YOUR GOAL:
Present the following data again exactly as it is shown.

MATERIAL PROVIDED:
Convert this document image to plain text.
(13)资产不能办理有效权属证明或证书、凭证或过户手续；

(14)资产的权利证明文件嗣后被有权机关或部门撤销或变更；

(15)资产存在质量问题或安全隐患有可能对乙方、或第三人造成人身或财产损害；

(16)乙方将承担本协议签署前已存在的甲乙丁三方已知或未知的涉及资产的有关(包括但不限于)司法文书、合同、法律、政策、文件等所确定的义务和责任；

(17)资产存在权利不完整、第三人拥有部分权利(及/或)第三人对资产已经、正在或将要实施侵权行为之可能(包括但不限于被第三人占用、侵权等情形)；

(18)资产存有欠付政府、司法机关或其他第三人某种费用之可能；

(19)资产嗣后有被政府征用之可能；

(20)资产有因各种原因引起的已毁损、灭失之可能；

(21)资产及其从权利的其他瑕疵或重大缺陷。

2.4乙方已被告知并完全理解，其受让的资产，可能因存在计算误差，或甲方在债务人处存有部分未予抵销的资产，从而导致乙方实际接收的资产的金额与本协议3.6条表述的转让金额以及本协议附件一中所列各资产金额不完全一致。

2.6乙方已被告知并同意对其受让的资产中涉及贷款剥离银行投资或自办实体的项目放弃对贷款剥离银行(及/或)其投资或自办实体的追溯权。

SOLUTION TO THE PROBLEM:
Convert this document image to plain text.
(13)资产不能办理有效权属证明或证书、凭证或过户手续；

(14)资产的权利证明文件嗣后被有权机关或部门撤销或变更；

(15)资产存在质量问题或安全隐患有可能对乙方、或第三人造成人身或财产损害；

(16)乙方将承担本协议签署前已存在的甲乙丁三方已知或未知的涉及资产的有关(包括但不限于)司法文书、合同、法律、政策、文件等所确定的义务和责任；

(17)资产存在权利不完整、第三人拥有部分权利(及/或)第三人对资产已经、正在或将要实施侵权行为之可能(包括但不限于被第三人占用、侵权等情形)；

(18)资产存有欠付政府、司法机关或其他第三人某种费用之可能；

(19)资产嗣后有被政府征用之可能；

(20)资产有因各种原因引起的已毁损、灭失之可能；

(21)资产及其从权利的其他瑕疵或重大缺陷。

2.4乙方已被告知并完全理解，其受让的资产，可能因存在计算误差，或甲方在债务人处存有部分未予抵销的资产，从而导致乙方实际接收的资产的金额与本协议3.6条表述的转让金额以及本协议附件一中所列各资产金额不完全一致。

2.6乙方已被告知并同意对其受让的资产中涉及贷款剥离银行投资或自办实体的项目放弃对贷款剥离银行(及/或)其投资或自办实体的追溯权。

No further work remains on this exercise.